* [Directive] Don't copy the pictures; return every other part of the records exactly.

········

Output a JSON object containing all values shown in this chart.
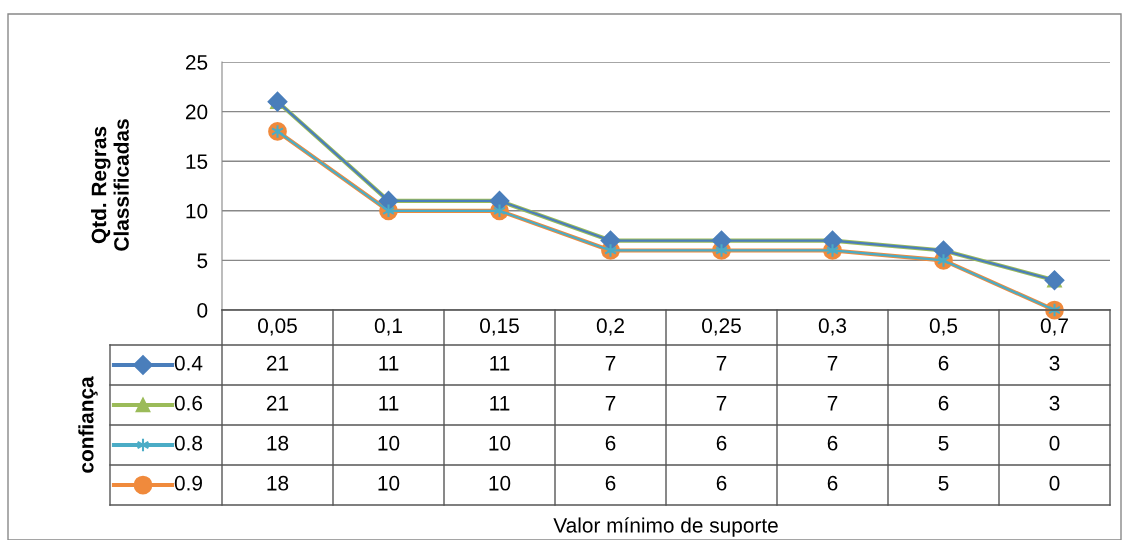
{
  "chart_data": {
    "type": "line",
    "ylabel": "Qtd. Regras\nClassificadas",
    "annotations": [
      "Valor mínimo de suporte"
    ],
    "legend_title": "confiança",
    "categories": [
      "0,05",
      "0,1",
      "0,15",
      "0,2",
      "0,25",
      "0,3",
      "0,5",
      "0,7"
    ],
    "series": [
      {
        "name": "0.4",
        "color": "#4a7ebb",
        "marker": "diamond",
        "values": [
          21,
          11,
          11,
          7,
          7,
          7,
          6,
          3
        ]
      },
      {
        "name": "0.6",
        "color": "#9bbb59",
        "marker": "triangle",
        "values": [
          21,
          11,
          11,
          7,
          7,
          7,
          6,
          3
        ]
      },
      {
        "name": "0.8",
        "color": "#4bacc6",
        "marker": "cross",
        "values": [
          18,
          10,
          10,
          6,
          6,
          6,
          5,
          0
        ]
      },
      {
        "name": "0.9",
        "color": "#f08a3c",
        "marker": "circle",
        "values": [
          18,
          10,
          10,
          6,
          6,
          6,
          5,
          0
        ]
      }
    ],
    "ylim": [
      0,
      25
    ],
    "yticks": [
      0,
      5,
      10,
      15,
      20,
      25
    ],
    "grid": "y",
    "data_labels": true,
    "legend": "bottom left",
    "line_style": "solid"
  }
}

········

* [Complete answer]
Output a JSON object containing all values shown in this chart.
{
  "chart_data": {
    "type": "line",
    "ylabel": "Qtd. Regras\nClassificadas",
    "annotations": [
      "Valor mínimo de suporte"
    ],
    "legend_title": "confiança",
    "categories": [
      "0,05",
      "0,1",
      "0,15",
      "0,2",
      "0,25",
      "0,3",
      "0,5",
      "0,7"
    ],
    "series": [
      {
        "name": "0.4",
        "color": "#4a7ebb",
        "marker": "diamond",
        "values": [
          21,
          11,
          11,
          7,
          7,
          7,
          6,
          3
        ]
      },
      {
        "name": "0.6",
        "color": "#9bbb59",
        "marker": "triangle",
        "values": [
          21,
          11,
          11,
          7,
          7,
          7,
          6,
          3
        ]
      },
      {
        "name": "0.8",
        "color": "#4bacc6",
        "marker": "cross",
        "values": [
          18,
          10,
          10,
          6,
          6,
          6,
          5,
          0
        ]
      },
      {
        "name": "0.9",
        "color": "#f08a3c",
        "marker": "circle",
        "values": [
          18,
          10,
          10,
          6,
          6,
          6,
          5,
          0
        ]
      }
    ],
    "ylim": [
      0,
      25
    ],
    "yticks": [
      0,
      5,
      10,
      15,
      20,
      25
    ],
    "grid": "y",
    "data_labels": true,
    "legend": "bottom left",
    "line_style": "solid"
  }
}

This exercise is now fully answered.